- _Stored dataset items_:

## START

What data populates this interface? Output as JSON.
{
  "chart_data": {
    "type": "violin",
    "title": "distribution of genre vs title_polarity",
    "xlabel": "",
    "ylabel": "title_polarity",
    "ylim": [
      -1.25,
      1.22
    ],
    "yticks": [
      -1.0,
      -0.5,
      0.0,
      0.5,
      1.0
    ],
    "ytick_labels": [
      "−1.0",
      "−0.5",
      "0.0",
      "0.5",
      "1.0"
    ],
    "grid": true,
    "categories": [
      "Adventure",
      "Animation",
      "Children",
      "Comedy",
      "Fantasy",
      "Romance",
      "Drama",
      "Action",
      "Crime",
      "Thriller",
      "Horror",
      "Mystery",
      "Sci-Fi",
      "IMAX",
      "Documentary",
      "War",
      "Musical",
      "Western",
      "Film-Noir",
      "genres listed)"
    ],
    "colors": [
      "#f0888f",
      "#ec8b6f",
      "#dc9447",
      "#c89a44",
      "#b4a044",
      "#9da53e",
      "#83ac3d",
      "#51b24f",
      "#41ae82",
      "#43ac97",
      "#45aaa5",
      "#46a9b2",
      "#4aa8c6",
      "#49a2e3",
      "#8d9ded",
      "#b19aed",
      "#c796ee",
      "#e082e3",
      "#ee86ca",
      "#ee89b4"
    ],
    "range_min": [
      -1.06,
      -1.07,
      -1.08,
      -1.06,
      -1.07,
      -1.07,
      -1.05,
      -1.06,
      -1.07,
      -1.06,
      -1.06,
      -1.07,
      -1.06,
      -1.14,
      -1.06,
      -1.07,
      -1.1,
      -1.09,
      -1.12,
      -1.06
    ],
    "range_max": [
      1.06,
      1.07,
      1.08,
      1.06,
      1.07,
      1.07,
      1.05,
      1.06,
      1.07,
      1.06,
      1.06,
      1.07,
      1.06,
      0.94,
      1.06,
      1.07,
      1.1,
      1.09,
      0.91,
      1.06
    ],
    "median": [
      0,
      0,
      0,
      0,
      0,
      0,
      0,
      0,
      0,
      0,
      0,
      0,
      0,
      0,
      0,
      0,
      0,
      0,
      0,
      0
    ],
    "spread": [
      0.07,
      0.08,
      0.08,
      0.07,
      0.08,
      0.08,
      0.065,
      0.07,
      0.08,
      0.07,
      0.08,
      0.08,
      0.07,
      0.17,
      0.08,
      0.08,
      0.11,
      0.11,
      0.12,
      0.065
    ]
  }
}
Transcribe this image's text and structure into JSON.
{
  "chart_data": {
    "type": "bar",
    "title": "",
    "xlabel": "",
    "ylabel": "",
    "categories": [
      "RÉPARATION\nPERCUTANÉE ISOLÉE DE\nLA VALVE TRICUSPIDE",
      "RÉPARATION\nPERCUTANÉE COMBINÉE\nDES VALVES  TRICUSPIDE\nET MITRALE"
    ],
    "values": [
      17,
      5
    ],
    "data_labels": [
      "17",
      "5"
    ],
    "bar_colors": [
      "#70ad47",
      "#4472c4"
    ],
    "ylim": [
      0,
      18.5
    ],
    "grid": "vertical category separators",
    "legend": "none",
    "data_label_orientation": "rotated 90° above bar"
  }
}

## END

- _GIVEN TASK_: How many lines in the records above hold the word "TRICUSPIDE"? Give only the number.

- _RESULT OF THIS TASK_: 2